What you should do => Without the pictures, return each record as it appears.

⟨

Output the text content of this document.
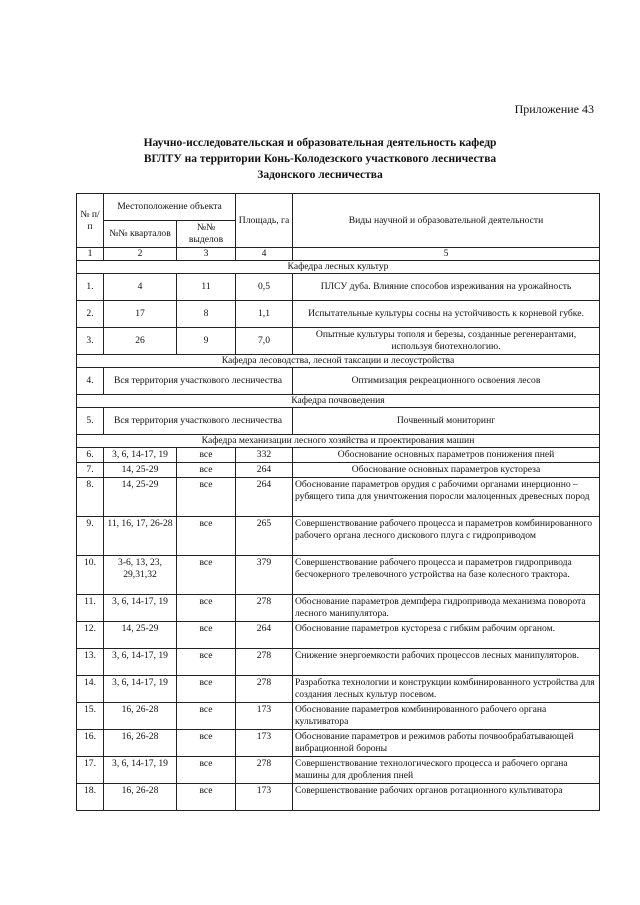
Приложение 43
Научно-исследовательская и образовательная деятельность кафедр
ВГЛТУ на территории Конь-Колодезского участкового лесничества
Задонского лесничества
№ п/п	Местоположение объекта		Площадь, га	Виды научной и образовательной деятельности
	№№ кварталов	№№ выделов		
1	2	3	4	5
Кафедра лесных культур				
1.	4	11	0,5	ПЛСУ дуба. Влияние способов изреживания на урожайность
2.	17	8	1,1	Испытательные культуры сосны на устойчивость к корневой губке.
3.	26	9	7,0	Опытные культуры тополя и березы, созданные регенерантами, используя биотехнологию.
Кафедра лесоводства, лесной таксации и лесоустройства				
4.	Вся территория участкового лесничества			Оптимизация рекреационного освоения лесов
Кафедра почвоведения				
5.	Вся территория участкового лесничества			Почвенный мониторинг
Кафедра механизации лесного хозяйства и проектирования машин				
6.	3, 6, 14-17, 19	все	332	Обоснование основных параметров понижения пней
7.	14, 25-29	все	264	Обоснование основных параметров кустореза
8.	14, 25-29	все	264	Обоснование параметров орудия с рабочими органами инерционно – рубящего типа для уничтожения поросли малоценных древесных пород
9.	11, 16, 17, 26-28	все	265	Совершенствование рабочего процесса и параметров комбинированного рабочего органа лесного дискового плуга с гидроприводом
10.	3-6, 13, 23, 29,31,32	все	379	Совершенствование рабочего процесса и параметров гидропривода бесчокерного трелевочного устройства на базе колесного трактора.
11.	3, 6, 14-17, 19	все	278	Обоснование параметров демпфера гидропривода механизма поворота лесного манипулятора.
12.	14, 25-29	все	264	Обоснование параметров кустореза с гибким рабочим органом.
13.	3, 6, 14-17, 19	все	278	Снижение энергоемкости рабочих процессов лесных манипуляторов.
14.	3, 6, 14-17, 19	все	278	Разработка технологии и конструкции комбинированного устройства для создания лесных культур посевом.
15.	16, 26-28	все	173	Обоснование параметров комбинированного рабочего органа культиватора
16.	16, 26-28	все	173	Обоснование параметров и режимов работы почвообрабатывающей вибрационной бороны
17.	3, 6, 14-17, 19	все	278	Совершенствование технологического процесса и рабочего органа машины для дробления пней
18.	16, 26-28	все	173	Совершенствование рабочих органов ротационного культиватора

⟩

Solution for this exercise =>
Output the text content of this document.
Приложение 43
Научно-исследовательская и образовательная деятельность кафедр
ВГЛТУ на территории Конь-Колодезского участкового лесничества
Задонского лесничества
№ п/п	Местоположение объекта		Площадь, га	Виды научной и образовательной деятельности
	№№ кварталов	№№ выделов		
1	2	3	4	5
Кафедра лесных культур				
1.	4	11	0,5	ПЛСУ дуба. Влияние способов изреживания на урожайность
2.	17	8	1,1	Испытательные культуры сосны на устойчивость к корневой губке.
3.	26	9	7,0	Опытные культуры тополя и березы, созданные регенерантами, используя биотехнологию.
Кафедра лесоводства, лесной таксации и лесоустройства				
4.	Вся территория участкового лесничества			Оптимизация рекреационного освоения лесов
Кафедра почвоведения				
5.	Вся территория участкового лесничества			Почвенный мониторинг
Кафедра механизации лесного хозяйства и проектирования машин				
6.	3, 6, 14-17, 19	все	332	Обоснование основных параметров понижения пней
7.	14, 25-29	все	264	Обоснование основных параметров кустореза
8.	14, 25-29	все	264	Обоснование параметров орудия с рабочими органами инерционно – рубящего типа для уничтожения поросли малоценных древесных пород
9.	11, 16, 17, 26-28	все	265	Совершенствование рабочего процесса и параметров комбинированного рабочего органа лесного дискового плуга с гидроприводом
10.	3-6, 13, 23, 29,31,32	все	379	Совершенствование рабочего процесса и параметров гидропривода бесчокерного трелевочного устройства на базе колесного трактора.
11.	3, 6, 14-17, 19	все	278	Обоснование параметров демпфера гидропривода механизма поворота лесного манипулятора.
12.	14, 25-29	все	264	Обоснование параметров кустореза с гибким рабочим органом.
13.	3, 6, 14-17, 19	все	278	Снижение энергоемкости рабочих процессов лесных манипуляторов.
14.	3, 6, 14-17, 19	все	278	Разработка технологии и конструкции комбинированного устройства для создания лесных культур посевом.
15.	16, 26-28	все	173	Обоснование параметров комбинированного рабочего органа культиватора
16.	16, 26-28	все	173	Обоснование параметров и режимов работы почвообрабатывающей вибрационной бороны
17.	3, 6, 14-17, 19	все	278	Совершенствование технологического процесса и рабочего органа машины для дробления пней
18.	16, 26-28	все	173	Совершенствование рабочих органов ротационного культиватора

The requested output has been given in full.